Short problem => Copy out every line that contains "temperature".

Stored records =>
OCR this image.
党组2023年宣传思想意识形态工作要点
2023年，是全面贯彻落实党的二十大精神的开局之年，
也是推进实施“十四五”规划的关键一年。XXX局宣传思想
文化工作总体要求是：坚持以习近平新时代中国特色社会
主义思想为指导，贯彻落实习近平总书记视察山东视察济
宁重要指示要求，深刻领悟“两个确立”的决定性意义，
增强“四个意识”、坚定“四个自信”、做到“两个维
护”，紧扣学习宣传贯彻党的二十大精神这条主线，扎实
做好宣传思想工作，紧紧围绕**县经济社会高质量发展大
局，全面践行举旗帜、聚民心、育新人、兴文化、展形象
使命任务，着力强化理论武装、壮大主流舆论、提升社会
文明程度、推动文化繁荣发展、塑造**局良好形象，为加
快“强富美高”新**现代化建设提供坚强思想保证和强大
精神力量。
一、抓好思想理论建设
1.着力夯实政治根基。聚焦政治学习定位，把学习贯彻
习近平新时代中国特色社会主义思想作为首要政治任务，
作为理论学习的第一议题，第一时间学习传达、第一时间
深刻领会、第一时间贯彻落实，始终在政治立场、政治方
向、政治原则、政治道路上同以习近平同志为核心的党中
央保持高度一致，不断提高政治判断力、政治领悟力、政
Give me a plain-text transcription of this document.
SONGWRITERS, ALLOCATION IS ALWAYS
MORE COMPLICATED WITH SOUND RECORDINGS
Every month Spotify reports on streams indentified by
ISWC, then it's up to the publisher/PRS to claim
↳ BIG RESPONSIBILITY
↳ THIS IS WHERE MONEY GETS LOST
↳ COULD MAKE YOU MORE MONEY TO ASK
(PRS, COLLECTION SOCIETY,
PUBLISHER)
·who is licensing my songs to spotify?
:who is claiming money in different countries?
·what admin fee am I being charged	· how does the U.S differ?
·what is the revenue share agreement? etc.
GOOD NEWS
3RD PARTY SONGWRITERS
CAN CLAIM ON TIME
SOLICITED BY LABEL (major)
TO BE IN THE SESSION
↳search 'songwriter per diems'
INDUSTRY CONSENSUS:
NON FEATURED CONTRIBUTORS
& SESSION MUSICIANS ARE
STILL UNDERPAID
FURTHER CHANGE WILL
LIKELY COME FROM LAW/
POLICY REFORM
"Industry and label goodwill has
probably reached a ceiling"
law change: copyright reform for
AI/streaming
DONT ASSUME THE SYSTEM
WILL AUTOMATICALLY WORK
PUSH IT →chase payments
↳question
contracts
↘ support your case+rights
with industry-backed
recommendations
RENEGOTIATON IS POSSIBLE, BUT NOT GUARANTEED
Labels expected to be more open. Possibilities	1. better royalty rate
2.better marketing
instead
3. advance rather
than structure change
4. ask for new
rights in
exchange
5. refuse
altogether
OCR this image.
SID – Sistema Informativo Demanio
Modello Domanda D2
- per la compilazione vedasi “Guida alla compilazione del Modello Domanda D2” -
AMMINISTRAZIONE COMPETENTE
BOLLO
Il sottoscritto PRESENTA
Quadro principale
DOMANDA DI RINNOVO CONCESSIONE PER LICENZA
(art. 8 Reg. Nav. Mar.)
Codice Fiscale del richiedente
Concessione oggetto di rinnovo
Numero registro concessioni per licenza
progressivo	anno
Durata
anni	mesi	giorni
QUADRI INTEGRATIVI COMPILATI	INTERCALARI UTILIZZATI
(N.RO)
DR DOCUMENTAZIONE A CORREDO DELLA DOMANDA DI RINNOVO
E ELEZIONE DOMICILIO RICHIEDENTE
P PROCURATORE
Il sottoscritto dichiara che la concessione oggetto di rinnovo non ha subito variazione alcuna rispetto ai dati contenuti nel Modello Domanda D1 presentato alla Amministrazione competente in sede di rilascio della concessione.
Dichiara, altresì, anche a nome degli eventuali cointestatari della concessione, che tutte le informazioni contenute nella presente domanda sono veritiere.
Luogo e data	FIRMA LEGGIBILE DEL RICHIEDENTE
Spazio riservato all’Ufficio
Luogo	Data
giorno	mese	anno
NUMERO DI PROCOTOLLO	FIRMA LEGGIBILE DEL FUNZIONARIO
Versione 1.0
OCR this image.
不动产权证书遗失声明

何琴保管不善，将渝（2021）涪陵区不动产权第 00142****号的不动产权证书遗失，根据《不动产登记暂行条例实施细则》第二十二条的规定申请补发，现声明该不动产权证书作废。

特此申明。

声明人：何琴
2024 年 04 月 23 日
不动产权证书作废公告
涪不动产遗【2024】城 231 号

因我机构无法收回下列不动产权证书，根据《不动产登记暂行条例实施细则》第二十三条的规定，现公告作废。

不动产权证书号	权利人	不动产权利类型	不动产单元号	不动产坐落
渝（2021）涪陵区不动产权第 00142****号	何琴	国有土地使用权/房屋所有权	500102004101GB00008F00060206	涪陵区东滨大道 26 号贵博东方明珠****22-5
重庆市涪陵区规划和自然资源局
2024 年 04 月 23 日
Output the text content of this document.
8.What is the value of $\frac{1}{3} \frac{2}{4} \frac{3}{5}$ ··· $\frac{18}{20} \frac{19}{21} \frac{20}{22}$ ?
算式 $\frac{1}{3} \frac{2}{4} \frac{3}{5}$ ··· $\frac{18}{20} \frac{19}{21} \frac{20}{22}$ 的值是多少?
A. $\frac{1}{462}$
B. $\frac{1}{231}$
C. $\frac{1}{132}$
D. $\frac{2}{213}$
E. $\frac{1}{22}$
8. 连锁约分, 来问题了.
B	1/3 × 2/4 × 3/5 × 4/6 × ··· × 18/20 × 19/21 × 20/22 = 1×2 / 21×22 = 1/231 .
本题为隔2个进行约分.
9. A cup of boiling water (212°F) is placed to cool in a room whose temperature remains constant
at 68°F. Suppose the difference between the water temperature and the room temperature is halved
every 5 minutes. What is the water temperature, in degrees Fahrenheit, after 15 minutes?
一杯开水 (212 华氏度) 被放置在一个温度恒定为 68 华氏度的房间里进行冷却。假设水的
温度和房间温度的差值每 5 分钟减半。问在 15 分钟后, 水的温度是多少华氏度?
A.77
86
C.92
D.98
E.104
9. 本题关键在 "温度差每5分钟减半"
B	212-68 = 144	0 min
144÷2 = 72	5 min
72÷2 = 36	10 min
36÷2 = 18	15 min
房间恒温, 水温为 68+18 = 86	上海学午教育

Answer for the task =>
9. A cup of boiling water (212°F) is placed to cool in a room whose temperature remains constant
at 68°F. Suppose the difference between the water temperature and the room temperature is halved
every 5 minutes. What is the water temperature, in degrees Fahrenheit, after 15 minutes?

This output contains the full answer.